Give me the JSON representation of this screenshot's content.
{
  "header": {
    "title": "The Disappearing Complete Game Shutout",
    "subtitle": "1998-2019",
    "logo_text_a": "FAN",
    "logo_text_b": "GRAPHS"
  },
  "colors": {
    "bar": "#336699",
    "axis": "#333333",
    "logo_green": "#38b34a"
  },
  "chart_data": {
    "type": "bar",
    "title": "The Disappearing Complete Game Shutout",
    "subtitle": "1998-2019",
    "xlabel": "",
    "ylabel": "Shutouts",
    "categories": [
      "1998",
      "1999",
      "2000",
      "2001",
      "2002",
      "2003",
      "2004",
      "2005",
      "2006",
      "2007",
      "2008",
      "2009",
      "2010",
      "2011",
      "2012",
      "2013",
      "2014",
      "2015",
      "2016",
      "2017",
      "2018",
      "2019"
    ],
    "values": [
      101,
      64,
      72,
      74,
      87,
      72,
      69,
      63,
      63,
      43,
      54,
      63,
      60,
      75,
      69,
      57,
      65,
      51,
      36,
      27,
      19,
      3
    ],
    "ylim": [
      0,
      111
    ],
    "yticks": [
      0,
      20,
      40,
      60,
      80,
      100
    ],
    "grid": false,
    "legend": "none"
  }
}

━━━━━━━━

THE PROBLEM: Write out each line of the data above again, exactly as given.

FINAL RESULT:
Give me the JSON representation of this screenshot's content.
{
  "header": {
    "title": "The Disappearing Complete Game Shutout",
    "subtitle": "1998-2019",
    "logo_text_a": "FAN",
    "logo_text_b": "GRAPHS"
  },
  "colors": {
    "bar": "#336699",
    "axis": "#333333",
    "logo_green": "#38b34a"
  },
  "chart_data": {
    "type": "bar",
    "title": "The Disappearing Complete Game Shutout",
    "subtitle": "1998-2019",
    "xlabel": "",
    "ylabel": "Shutouts",
    "categories": [
      "1998",
      "1999",
      "2000",
      "2001",
      "2002",
      "2003",
      "2004",
      "2005",
      "2006",
      "2007",
      "2008",
      "2009",
      "2010",
      "2011",
      "2012",
      "2013",
      "2014",
      "2015",
      "2016",
      "2017",
      "2018",
      "2019"
    ],
    "values": [
      101,
      64,
      72,
      74,
      87,
      72,
      69,
      63,
      63,
      43,
      54,
      63,
      60,
      75,
      69,
      57,
      65,
      51,
      36,
      27,
      19,
      3
    ],
    "ylim": [
      0,
      111
    ],
    "yticks": [
      0,
      20,
      40,
      60,
      80,
      100
    ],
    "grid": false,
    "legend": "none"
  }
}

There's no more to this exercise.